DATA SUPPLIED:
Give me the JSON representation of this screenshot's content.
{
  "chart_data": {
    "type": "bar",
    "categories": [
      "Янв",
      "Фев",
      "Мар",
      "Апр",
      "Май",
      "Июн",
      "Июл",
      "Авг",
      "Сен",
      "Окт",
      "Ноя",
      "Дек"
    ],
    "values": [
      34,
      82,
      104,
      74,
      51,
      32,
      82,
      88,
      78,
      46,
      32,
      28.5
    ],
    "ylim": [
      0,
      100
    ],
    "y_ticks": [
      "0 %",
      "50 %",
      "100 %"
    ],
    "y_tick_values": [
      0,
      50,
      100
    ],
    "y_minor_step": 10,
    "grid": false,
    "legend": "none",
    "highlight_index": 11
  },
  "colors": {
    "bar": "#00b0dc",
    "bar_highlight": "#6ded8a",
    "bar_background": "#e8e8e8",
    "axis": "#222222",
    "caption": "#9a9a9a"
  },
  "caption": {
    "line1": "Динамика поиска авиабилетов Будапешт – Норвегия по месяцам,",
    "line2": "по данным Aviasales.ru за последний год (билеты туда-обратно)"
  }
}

DESCRIPTION OF THE TASK: The whole listing above needs to be written out again exactly.

FULL ANSWER:
Give me the JSON representation of this screenshot's content.
{
  "chart_data": {
    "type": "bar",
    "categories": [
      "Янв",
      "Фев",
      "Мар",
      "Апр",
      "Май",
      "Июн",
      "Июл",
      "Авг",
      "Сен",
      "Окт",
      "Ноя",
      "Дек"
    ],
    "values": [
      34,
      82,
      104,
      74,
      51,
      32,
      82,
      88,
      78,
      46,
      32,
      28.5
    ],
    "ylim": [
      0,
      100
    ],
    "y_ticks": [
      "0 %",
      "50 %",
      "100 %"
    ],
    "y_tick_values": [
      0,
      50,
      100
    ],
    "y_minor_step": 10,
    "grid": false,
    "legend": "none",
    "highlight_index": 11
  },
  "colors": {
    "bar": "#00b0dc",
    "bar_highlight": "#6ded8a",
    "bar_background": "#e8e8e8",
    "axis": "#222222",
    "caption": "#9a9a9a"
  },
  "caption": {
    "line1": "Динамика поиска авиабилетов Будапешт – Норвегия по месяцам,",
    "line2": "по данным Aviasales.ru за последний год (билеты туда-обратно)"
  }
}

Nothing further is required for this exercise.